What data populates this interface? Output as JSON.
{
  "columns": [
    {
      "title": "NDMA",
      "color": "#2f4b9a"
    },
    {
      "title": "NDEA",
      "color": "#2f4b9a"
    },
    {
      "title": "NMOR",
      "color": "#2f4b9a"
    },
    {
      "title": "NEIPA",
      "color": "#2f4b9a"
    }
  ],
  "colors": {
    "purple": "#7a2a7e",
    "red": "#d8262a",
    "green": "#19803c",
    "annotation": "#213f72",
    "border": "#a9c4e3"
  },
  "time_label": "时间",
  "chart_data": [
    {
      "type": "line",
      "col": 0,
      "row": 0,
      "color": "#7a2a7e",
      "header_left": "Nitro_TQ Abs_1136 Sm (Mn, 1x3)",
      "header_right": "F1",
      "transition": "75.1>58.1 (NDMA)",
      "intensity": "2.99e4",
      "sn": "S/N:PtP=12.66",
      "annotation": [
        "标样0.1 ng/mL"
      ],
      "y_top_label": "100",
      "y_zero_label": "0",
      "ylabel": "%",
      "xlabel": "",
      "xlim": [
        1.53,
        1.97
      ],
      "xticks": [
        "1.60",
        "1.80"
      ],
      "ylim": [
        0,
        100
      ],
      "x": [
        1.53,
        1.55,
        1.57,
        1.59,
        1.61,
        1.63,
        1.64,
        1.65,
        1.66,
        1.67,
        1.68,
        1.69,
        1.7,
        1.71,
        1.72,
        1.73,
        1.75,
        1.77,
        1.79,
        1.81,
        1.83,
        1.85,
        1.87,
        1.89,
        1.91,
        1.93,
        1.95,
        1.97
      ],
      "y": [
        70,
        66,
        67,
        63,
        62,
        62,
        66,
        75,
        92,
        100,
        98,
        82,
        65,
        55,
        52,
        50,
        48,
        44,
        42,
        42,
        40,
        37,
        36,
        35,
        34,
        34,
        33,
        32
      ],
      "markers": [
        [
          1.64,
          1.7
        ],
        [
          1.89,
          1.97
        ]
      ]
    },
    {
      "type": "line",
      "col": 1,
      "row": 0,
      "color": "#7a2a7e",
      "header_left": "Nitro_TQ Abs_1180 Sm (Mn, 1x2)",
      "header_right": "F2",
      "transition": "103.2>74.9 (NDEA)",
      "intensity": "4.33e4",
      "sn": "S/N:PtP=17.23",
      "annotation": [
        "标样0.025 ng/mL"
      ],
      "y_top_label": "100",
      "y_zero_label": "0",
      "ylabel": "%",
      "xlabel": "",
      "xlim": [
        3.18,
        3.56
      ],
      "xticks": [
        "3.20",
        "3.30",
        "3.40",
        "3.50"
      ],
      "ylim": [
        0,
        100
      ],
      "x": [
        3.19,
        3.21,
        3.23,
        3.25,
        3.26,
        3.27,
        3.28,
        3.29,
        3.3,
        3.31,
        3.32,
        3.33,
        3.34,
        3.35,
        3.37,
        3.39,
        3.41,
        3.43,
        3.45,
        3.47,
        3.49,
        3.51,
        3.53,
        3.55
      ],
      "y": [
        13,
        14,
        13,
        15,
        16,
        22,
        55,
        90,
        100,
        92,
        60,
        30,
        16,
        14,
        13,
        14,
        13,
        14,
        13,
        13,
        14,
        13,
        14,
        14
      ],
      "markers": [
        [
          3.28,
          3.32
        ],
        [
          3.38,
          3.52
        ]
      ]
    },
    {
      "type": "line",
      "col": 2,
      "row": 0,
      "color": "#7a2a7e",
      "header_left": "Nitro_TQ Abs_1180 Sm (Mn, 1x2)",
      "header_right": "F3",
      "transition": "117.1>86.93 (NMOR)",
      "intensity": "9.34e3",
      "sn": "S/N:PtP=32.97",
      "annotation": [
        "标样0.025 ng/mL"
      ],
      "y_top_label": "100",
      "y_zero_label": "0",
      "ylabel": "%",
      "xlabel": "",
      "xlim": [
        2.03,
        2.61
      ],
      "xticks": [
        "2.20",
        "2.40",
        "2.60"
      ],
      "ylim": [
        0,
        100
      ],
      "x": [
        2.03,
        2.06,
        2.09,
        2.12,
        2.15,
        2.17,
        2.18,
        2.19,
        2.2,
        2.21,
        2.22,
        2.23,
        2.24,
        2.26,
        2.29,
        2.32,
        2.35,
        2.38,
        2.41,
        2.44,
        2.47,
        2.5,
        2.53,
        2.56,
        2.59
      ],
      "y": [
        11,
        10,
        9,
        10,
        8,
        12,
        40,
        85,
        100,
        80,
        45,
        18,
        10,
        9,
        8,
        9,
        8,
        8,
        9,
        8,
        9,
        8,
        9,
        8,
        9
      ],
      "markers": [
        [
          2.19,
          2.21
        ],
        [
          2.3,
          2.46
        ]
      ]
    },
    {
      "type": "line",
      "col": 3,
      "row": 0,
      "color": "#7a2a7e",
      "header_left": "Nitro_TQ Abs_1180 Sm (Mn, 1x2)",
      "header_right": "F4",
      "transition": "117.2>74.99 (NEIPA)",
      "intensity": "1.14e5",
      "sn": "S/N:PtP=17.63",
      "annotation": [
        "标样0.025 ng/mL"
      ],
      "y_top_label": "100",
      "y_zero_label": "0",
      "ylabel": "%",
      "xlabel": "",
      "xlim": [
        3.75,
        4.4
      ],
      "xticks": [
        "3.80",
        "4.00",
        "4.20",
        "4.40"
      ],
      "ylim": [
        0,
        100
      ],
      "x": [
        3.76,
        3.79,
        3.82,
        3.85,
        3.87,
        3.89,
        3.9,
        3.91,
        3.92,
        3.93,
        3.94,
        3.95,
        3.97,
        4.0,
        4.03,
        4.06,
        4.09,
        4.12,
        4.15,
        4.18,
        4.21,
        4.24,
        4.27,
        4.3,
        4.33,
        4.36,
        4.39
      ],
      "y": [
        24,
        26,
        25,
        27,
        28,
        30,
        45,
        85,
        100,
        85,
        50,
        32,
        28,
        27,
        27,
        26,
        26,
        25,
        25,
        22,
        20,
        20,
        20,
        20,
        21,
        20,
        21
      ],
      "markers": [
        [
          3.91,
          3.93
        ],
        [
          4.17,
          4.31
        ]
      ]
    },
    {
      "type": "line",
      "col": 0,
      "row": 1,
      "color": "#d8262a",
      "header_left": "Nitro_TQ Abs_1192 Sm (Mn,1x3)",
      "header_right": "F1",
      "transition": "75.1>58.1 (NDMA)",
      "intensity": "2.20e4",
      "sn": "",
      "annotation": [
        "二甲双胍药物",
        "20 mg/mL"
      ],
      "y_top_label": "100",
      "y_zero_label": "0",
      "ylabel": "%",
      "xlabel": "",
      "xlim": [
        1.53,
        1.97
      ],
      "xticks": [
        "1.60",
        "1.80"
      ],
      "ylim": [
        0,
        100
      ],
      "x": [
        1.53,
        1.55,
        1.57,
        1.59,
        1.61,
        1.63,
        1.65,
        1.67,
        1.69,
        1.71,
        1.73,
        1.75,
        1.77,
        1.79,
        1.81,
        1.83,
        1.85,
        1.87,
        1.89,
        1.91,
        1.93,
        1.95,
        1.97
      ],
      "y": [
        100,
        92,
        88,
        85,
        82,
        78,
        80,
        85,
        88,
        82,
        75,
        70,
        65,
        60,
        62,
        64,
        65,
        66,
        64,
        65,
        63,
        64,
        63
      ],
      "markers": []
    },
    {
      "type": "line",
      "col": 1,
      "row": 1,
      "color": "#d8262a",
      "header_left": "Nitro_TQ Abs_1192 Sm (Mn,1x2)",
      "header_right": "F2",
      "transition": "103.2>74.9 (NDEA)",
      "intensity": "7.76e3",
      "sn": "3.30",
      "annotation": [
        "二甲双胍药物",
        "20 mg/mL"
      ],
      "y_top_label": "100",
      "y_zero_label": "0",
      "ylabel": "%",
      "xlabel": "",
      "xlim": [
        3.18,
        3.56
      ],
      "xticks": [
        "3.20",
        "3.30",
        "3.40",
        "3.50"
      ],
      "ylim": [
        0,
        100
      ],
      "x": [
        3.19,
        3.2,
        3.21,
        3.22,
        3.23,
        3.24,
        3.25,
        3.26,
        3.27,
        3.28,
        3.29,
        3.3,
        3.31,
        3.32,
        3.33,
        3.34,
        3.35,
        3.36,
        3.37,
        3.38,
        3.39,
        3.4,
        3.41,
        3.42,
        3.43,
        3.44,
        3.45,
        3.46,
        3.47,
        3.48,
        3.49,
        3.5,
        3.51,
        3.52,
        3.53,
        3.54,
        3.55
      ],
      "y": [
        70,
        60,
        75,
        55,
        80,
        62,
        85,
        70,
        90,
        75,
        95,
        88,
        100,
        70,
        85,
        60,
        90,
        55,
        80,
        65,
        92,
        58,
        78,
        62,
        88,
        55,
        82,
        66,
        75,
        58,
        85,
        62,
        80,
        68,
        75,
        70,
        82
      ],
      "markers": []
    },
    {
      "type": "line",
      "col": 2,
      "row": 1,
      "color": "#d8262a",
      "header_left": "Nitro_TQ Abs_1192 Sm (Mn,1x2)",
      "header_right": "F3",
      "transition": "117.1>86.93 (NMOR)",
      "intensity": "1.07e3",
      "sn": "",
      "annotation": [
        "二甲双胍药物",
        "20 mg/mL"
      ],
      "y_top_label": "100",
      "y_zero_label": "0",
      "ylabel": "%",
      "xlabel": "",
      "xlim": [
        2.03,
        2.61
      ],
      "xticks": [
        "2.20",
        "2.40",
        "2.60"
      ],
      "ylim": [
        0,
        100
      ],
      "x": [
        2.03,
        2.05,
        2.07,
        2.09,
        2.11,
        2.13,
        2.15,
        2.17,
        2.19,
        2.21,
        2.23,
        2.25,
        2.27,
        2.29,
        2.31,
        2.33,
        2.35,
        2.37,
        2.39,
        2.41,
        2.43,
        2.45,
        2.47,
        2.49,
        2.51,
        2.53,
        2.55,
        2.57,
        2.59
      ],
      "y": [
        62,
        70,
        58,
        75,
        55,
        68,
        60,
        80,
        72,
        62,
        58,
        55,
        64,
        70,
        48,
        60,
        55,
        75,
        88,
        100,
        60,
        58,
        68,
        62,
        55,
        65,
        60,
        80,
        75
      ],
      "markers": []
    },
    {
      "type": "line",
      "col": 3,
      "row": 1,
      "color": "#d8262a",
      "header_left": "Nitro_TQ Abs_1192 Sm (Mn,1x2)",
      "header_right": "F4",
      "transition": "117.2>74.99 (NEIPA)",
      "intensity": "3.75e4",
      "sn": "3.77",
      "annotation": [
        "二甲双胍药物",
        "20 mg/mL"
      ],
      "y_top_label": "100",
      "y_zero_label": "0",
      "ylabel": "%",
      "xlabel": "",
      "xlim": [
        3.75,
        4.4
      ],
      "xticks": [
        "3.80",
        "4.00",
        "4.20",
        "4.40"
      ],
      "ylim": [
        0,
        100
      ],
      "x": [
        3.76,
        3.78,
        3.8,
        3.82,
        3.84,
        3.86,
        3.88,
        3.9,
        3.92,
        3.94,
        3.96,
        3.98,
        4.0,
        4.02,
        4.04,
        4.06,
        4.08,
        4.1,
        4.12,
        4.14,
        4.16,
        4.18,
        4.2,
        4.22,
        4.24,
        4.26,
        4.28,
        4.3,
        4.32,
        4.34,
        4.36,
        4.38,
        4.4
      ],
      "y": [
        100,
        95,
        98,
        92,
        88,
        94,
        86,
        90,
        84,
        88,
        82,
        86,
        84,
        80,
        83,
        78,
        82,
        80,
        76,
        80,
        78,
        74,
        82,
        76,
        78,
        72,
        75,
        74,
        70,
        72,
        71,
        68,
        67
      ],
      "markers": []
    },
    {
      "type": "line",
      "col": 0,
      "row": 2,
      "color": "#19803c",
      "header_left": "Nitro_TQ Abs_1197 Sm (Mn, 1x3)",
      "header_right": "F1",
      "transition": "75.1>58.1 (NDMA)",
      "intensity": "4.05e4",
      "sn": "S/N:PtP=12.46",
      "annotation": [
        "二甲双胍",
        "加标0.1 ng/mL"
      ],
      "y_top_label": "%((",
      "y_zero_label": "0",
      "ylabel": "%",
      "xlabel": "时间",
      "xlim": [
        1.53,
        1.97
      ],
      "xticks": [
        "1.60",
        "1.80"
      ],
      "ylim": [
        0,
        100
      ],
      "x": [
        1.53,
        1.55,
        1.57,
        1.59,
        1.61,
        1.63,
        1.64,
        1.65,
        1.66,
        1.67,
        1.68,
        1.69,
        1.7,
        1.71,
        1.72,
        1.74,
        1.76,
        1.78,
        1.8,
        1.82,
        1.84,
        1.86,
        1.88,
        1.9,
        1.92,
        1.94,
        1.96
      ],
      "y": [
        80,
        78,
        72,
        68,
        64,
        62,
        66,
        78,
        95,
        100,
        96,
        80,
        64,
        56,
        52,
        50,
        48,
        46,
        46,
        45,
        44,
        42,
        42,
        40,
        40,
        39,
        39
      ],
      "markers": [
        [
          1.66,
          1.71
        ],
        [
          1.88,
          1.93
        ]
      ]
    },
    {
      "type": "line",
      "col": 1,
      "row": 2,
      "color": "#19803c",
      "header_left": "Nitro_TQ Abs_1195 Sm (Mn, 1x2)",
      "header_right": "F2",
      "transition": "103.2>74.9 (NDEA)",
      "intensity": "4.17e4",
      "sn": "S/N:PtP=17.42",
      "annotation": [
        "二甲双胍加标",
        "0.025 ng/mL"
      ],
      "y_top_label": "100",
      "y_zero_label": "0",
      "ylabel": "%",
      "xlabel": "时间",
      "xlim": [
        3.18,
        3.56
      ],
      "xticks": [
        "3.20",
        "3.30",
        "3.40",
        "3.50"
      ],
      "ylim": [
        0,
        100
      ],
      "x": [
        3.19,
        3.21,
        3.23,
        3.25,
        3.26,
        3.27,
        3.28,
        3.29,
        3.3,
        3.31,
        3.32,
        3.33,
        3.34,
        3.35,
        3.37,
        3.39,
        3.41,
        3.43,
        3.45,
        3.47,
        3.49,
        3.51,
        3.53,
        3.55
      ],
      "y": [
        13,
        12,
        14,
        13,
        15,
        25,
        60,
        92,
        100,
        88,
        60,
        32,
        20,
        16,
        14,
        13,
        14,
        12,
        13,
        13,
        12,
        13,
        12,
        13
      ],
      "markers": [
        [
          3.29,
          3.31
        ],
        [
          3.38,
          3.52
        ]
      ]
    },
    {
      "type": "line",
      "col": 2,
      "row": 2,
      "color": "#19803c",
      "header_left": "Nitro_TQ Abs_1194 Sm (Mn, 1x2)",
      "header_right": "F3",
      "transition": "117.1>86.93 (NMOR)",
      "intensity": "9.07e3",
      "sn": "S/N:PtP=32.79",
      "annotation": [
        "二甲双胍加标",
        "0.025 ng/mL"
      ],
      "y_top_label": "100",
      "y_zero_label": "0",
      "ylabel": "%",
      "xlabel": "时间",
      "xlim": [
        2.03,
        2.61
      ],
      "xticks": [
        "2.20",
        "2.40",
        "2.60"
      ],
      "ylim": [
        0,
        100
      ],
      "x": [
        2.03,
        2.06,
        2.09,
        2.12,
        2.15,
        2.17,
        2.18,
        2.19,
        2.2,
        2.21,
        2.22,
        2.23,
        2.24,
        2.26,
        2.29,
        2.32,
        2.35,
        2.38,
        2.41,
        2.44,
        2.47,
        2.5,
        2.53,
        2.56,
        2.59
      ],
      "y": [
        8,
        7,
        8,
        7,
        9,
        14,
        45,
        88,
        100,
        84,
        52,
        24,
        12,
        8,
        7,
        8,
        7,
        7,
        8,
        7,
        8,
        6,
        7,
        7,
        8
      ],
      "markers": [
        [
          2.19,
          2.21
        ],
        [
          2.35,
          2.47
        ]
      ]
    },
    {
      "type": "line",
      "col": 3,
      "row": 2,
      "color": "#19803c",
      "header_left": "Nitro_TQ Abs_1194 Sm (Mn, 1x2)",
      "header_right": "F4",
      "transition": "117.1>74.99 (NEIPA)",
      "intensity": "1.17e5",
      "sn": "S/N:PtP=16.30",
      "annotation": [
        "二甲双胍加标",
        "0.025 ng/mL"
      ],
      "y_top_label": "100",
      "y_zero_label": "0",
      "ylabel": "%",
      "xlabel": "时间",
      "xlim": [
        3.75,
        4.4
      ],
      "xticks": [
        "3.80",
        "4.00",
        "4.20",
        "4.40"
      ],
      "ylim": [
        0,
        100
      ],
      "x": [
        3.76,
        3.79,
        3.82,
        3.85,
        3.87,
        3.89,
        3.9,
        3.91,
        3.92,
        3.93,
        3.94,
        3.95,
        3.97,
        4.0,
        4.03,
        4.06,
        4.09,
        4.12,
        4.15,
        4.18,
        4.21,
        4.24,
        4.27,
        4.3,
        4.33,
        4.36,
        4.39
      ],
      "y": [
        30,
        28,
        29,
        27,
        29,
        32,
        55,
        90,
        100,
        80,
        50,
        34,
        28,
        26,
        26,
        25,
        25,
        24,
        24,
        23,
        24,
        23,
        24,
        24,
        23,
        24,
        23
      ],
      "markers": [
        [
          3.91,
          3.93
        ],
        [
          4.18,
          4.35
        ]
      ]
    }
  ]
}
-- -- --
→ **GIVEN PROBLEM**
Collect every line with the string "NEIPA" from the records, and copy each.

→ **EXERCISE RESPONSE**
      "title": "NEIPA",
      "transition": "117.2>74.99 (NEIPA)",
      "transition": "117.2>74.99 (NEIPA)",
      "transition": "117.1>74.99 (NEIPA)",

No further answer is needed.